### Work to be completed
Begin at the very first line of the rows and continue through the line that contains "Ellipse shape [422, 247, 478, 268]". Render each of those lines as one string in a JSON list, skipping any blank lines.

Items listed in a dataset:
···
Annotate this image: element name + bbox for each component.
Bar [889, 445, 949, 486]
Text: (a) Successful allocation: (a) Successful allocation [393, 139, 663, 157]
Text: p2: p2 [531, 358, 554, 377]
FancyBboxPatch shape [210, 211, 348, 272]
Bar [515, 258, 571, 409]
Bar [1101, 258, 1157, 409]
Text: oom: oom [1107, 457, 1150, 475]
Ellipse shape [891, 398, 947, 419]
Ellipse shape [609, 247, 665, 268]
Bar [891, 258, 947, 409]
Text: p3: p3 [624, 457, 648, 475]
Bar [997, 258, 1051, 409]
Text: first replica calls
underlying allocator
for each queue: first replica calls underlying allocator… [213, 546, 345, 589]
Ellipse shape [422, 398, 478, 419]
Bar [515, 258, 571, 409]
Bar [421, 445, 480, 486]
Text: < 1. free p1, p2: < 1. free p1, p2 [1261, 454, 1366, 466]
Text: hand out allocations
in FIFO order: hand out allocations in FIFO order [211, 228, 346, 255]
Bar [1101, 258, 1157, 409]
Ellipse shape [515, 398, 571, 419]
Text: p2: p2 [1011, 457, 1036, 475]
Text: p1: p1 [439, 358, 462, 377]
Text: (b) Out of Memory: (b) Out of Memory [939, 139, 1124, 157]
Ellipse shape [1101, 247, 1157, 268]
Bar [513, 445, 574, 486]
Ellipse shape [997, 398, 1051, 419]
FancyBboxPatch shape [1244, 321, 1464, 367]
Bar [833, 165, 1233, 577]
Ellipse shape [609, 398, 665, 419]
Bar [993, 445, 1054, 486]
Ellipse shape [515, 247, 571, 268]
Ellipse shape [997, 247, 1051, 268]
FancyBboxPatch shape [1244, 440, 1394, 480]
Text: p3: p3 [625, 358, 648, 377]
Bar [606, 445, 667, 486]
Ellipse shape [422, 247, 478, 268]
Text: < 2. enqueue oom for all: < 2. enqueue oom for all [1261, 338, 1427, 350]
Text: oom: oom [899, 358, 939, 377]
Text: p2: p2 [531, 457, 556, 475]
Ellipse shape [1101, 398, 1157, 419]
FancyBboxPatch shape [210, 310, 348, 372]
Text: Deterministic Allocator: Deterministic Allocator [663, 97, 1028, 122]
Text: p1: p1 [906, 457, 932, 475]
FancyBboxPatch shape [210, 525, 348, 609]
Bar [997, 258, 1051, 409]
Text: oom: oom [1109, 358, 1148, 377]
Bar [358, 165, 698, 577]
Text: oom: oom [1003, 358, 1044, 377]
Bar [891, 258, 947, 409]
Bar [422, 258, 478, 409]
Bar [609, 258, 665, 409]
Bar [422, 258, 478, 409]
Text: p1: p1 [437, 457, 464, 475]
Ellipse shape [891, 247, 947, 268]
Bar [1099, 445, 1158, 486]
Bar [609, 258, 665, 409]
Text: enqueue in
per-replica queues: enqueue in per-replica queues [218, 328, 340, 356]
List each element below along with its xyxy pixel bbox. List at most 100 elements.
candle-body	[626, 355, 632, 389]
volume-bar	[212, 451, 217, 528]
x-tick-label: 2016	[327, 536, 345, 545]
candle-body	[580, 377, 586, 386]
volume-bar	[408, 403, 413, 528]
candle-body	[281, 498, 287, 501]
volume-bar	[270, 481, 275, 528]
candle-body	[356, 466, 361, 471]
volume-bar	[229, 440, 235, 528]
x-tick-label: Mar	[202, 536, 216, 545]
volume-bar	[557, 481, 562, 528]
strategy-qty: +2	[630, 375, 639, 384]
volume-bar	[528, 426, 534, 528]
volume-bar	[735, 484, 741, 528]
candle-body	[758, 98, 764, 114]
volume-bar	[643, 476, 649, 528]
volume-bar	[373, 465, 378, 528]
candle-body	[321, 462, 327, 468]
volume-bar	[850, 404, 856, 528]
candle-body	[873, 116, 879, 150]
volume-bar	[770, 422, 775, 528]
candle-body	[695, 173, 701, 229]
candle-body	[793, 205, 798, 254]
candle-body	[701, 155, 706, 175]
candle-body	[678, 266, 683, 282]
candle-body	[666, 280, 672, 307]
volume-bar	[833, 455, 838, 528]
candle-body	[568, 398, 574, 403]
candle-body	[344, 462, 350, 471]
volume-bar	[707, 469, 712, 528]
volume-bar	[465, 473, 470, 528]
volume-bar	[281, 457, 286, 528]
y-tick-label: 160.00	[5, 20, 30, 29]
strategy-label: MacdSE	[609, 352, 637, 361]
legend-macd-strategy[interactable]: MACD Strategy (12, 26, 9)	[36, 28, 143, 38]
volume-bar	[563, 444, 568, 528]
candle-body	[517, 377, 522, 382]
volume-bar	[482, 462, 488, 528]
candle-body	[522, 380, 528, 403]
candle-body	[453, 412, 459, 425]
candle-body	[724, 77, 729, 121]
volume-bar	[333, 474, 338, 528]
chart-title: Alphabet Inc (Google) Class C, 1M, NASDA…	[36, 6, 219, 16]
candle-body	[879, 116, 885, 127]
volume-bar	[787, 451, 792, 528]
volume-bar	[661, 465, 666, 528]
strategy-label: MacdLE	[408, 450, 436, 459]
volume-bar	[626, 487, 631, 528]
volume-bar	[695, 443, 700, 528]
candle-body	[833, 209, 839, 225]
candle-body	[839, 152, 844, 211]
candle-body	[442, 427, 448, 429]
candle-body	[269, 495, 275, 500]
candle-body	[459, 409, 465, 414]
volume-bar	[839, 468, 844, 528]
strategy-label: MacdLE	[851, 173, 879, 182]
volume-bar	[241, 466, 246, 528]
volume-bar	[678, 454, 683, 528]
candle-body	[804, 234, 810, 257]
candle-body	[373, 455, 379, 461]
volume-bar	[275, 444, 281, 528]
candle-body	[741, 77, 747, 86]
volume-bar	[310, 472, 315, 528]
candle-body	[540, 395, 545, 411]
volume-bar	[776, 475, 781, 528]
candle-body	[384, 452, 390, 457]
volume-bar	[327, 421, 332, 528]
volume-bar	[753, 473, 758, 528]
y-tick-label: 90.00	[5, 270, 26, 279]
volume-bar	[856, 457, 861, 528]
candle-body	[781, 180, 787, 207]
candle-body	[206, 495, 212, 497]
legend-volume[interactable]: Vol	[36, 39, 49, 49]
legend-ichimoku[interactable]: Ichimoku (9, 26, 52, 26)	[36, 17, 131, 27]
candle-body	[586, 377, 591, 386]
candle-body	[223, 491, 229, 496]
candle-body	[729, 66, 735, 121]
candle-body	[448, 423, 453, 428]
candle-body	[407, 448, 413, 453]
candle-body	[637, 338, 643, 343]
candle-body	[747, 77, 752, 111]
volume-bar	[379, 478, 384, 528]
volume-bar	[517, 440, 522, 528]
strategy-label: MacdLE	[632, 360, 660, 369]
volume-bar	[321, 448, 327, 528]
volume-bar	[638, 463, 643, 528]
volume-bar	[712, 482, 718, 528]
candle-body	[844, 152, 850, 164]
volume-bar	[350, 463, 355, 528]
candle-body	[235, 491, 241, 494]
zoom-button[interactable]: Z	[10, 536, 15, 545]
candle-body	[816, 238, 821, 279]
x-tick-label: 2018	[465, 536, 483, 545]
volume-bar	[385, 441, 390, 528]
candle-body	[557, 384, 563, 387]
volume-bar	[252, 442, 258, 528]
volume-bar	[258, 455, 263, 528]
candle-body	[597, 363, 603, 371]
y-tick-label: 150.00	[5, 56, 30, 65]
···
### Solution to this task
[
  "Annotate this image: element name + bbox for each component.",
  "Bar [889, 445, 949, 486]",
  "Text: (a) Successful allocation: (a) Successful allocation [393, 139, 663, 157]",
  "Text: p2: p2 [531, 358, 554, 377]",
  "FancyBboxPatch shape [210, 211, 348, 272]",
  "Bar [515, 258, 571, 409]",
  "Bar [1101, 258, 1157, 409]",
  "Text: oom: oom [1107, 457, 1150, 475]",
  "Ellipse shape [891, 398, 947, 419]",
  "Ellipse shape [609, 247, 665, 268]",
  "Bar [891, 258, 947, 409]",
  "Text: p3: p3 [624, 457, 648, 475]",
  "Bar [997, 258, 1051, 409]",
  "Text: first replica calls",
  "underlying allocator",
  "for each queue: first replica calls underlying allocator… [213, 546, 345, 589]",
  "Ellipse shape [422, 398, 478, 419]",
  "Bar [515, 258, 571, 409]",
  "Bar [421, 445, 480, 486]",
  "Text: < 1. free p1, p2: < 1. free p1, p2 [1261, 454, 1366, 466]",
  "Text: hand out allocations",
  "in FIFO order: hand out allocations in FIFO order [211, 228, 346, 255]",
  "Bar [1101, 258, 1157, 409]",
  "Ellipse shape [515, 398, 571, 419]",
  "Text: p2: p2 [1011, 457, 1036, 475]",
  "Text: p1: p1 [439, 358, 462, 377]",
  "Text: (b) Out of Memory: (b) Out of Memory [939, 139, 1124, 157]",
  "Ellipse shape [1101, 247, 1157, 268]",
  "Bar [513, 445, 574, 486]",
  "Ellipse shape [997, 398, 1051, 419]",
  "FancyBboxPatch shape [1244, 321, 1464, 367]",
  "Bar [833, 165, 1233, 577]",
  "Ellipse shape [609, 398, 665, 419]",
  "Bar [993, 445, 1054, 486]",
  "Ellipse shape [515, 247, 571, 268]",
  "Ellipse shape [997, 247, 1051, 268]",
  "FancyBboxPatch shape [1244, 440, 1394, 480]",
  "Text: p3: p3 [625, 358, 648, 377]",
  "Bar [606, 445, 667, 486]",
  "Ellipse shape [422, 247, 478, 268]"
]